İstenen Görevler:
**a)** Şu ifadelerin sunulan metinle uyuşup uyuşmadığını belirtiniz: (i) Kişi hatalı görünmek istemez. (ii) Münazaralarda konusunu güçlü savunan taraf kaybederdi. (iii) Doğruyu göstereni tartışmaya çekmek nadiren yapılır. Her ifade için evet veya hayır deyiniz ve kararı belirleyen sözleri metinden tırnak içinde aktarınız.
**b)** Sunulan metindeki soru işaretiyle biten bütün cümleleri, metindeki sırasına göre sıralayınız.

Sunulan Metin:
○ ○ ○ ○ ○ ○ ○

AKLAYAN CÜMLELER HAKKI ÖRTEN CÜMLELERDİR
2. Madde: Aklayan, temize çıkaran cümleler kurmamak. Bunlar nasıl olur? Mesela eşiniz size bir yanlışınızı içeren bir konuyu paylaştı, siz de oradan buradan getirdiğiniz misallerle haklı olduğunuzu kabul ettirdiniz. Sizin okul döneminizde münazaralar olur muydu? O münazaralarda kim konusunu güçlü savunursa o kazanırdı. Eşlerden de kim iyi çene yapıyorsa diğeri siner ve o haklı olduğu halde iyi çene yapan haklıymış gibi bir pozisyon ortaya çıkar. Niye? Çünkü onu bastırdı ve kendini akladı. Hâlbuki kendisi de biliyor o işin eşinin dediği gibi olduğunu. Aklayan cümleleri fark edebildiniz mi? Kişi hatalı görünmeyi istemez. Oysa bize doğruyu gösteren, bizi düzelten birisine “Rabbim razı oluversin İnşaAllah” gibi bir dua yapmak ve onu sevaba dönüştürmek varken, onu tartışmaya çevirmek veya konunun mecrasını değiştirmek “sen de şöyle yapmıştın” haline götürmek doğru değildir. Ama ekseriyetle bu yapılmaktadır.

○ ○ ○ ○ ○ ○ ○

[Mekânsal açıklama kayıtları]

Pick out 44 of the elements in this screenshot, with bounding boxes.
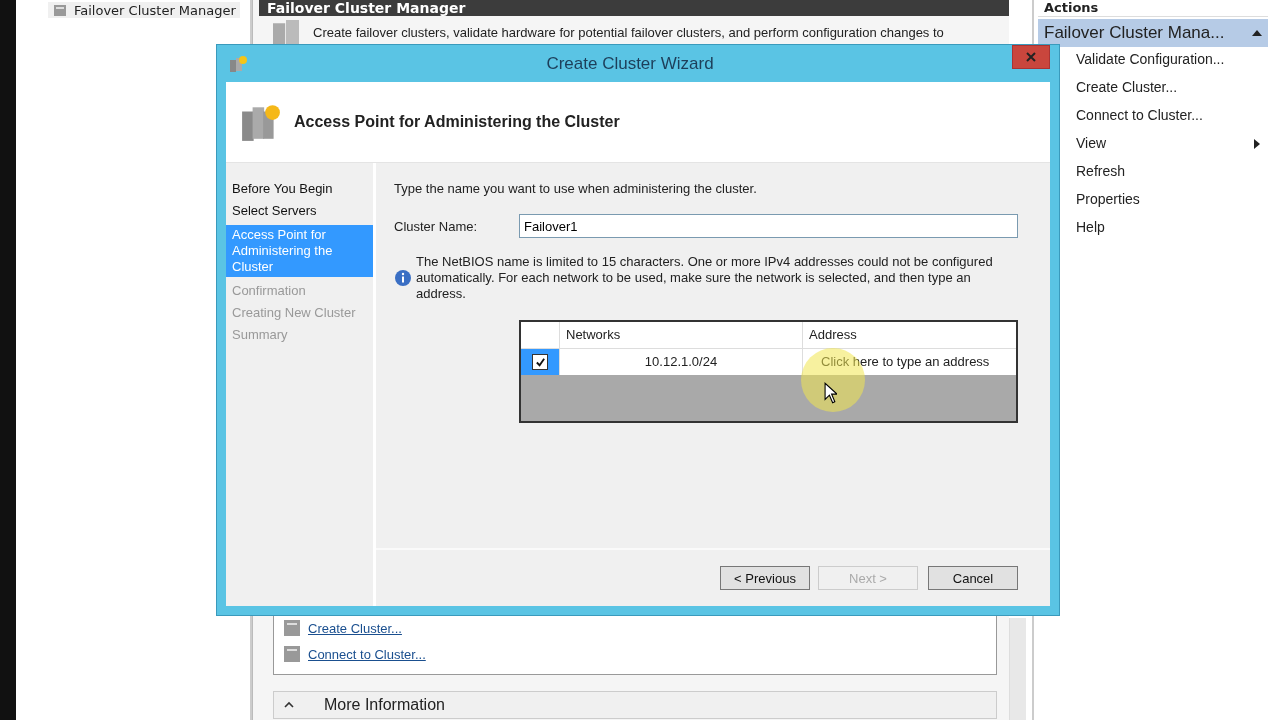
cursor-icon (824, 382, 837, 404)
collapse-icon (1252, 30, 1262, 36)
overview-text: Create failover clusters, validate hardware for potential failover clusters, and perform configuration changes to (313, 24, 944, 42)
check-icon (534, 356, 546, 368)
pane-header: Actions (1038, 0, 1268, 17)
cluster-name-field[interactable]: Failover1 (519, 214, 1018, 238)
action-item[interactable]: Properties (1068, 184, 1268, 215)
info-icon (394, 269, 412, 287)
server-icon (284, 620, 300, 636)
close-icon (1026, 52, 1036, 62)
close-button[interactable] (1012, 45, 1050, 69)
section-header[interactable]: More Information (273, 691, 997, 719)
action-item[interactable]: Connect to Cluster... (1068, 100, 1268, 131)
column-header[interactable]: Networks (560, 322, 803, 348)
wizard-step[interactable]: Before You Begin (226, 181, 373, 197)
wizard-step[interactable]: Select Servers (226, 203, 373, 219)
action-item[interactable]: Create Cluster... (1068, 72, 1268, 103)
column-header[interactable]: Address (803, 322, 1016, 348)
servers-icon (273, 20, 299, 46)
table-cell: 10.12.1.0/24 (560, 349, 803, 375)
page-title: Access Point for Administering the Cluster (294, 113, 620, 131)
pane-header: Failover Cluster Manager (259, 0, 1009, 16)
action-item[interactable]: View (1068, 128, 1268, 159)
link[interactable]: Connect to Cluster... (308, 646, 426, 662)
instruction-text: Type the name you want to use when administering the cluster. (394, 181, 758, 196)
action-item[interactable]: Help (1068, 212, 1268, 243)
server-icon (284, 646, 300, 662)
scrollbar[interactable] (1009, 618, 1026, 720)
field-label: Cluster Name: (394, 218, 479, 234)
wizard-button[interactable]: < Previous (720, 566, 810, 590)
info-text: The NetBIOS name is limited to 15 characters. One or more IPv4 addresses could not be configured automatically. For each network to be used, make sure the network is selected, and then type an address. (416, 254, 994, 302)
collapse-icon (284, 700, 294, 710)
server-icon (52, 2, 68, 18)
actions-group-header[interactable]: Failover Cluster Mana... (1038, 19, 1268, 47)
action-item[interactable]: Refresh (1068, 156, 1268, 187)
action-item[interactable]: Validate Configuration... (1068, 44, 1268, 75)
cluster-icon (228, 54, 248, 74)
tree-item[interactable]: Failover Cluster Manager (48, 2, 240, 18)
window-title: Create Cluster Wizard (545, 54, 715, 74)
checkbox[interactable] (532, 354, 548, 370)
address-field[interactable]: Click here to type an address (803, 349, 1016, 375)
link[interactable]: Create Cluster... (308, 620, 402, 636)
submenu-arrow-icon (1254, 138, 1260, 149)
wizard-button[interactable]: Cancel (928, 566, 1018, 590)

○ ○ ○ ○ ○ ○ ○

Beklenen Çıktılar:
**a)**
(i) Evet: "Kişi hatalı görünmeyi istemez."
(ii) Hayır: "O münazaralarda kim konusunu güçlü savunursa o kazanırdı."
(iii) Hayır: "Ama ekseriyetle bu yapılmaktadır."

**b)**
1. Bunlar nasıl olur?
2. Sizin okul döneminizde münazaralar olur muydu?
3. Niye?
4. Aklayan cümleleri fark edebildiniz mi?